PROBLEM REQUIREMENTS: Do any lines in the data below contain "active"? If so, copy every one of them.

EXERCISE MATERIALS:
┌──

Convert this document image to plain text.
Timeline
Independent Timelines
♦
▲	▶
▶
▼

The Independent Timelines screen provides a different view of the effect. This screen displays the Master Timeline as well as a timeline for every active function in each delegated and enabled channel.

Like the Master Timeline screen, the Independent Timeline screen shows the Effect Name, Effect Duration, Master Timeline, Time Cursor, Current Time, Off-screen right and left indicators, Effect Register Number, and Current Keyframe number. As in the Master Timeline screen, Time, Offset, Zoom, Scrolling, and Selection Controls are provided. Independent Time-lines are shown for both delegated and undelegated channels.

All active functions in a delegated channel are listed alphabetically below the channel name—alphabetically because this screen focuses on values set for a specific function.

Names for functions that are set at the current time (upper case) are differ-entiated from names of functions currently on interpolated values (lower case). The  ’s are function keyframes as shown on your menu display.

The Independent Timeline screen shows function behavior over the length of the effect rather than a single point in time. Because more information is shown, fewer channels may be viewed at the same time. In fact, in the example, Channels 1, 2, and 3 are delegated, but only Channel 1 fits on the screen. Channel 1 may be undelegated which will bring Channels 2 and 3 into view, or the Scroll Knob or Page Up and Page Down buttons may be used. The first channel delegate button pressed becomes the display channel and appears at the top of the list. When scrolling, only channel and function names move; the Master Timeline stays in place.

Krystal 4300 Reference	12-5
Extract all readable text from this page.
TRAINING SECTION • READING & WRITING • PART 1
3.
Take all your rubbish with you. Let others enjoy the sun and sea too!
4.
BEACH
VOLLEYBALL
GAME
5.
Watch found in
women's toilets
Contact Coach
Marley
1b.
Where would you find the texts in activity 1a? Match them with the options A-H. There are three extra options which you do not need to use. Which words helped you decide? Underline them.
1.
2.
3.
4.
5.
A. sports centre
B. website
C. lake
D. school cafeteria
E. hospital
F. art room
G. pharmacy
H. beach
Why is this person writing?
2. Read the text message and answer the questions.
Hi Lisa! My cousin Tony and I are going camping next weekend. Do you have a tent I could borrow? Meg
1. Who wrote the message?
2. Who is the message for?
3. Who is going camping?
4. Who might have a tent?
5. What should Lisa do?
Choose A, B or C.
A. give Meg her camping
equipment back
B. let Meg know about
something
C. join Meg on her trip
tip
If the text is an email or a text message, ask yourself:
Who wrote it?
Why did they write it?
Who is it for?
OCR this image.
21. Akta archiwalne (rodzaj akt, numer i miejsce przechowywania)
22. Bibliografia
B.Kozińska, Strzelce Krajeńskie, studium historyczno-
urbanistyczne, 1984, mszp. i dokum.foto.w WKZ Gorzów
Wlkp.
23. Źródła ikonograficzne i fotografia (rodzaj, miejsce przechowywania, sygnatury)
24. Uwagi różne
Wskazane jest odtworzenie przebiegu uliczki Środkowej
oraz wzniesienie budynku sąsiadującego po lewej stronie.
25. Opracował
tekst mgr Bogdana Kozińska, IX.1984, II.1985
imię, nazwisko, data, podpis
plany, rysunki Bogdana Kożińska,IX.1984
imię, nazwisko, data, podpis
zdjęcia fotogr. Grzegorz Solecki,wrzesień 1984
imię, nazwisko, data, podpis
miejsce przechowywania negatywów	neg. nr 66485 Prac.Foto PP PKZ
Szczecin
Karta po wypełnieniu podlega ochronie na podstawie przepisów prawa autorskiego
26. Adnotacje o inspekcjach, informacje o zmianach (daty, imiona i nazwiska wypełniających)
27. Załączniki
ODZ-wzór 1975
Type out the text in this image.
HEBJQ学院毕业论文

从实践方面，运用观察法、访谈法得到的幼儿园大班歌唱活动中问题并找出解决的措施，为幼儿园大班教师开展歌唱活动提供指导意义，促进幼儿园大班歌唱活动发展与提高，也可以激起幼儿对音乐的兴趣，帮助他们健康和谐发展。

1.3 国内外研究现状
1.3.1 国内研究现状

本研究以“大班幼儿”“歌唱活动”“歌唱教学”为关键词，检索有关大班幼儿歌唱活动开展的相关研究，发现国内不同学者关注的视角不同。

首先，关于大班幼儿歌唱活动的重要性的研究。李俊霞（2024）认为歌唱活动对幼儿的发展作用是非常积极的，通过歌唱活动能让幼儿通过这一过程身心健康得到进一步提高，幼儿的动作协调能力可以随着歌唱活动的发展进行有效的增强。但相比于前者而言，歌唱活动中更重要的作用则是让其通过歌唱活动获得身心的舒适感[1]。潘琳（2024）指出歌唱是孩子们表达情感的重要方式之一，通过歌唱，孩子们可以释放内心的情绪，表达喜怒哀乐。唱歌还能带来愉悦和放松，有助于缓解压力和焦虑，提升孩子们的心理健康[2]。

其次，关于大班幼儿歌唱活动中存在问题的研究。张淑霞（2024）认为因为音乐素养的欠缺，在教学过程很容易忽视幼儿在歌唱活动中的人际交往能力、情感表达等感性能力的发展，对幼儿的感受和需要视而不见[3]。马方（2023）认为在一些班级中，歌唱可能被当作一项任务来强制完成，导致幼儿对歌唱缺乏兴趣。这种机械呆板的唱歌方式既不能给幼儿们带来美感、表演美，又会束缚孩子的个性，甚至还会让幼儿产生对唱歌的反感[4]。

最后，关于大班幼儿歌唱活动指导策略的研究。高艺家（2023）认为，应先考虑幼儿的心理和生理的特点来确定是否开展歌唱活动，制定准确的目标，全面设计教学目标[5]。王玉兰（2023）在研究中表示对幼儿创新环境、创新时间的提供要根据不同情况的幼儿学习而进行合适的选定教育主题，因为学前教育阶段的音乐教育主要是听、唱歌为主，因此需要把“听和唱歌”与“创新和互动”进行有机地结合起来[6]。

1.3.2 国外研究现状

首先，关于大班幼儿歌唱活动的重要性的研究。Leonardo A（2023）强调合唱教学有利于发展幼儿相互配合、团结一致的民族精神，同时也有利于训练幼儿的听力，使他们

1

└──

RESPONSE:
The Independent Timelines screen provides a different view of the effect. This screen displays the Master Timeline as well as a timeline for every active function in each delegated and enabled channel.
All active functions in a delegated channel are listed alphabetically below the channel name—alphabetically because this screen focuses on values set for a specific function.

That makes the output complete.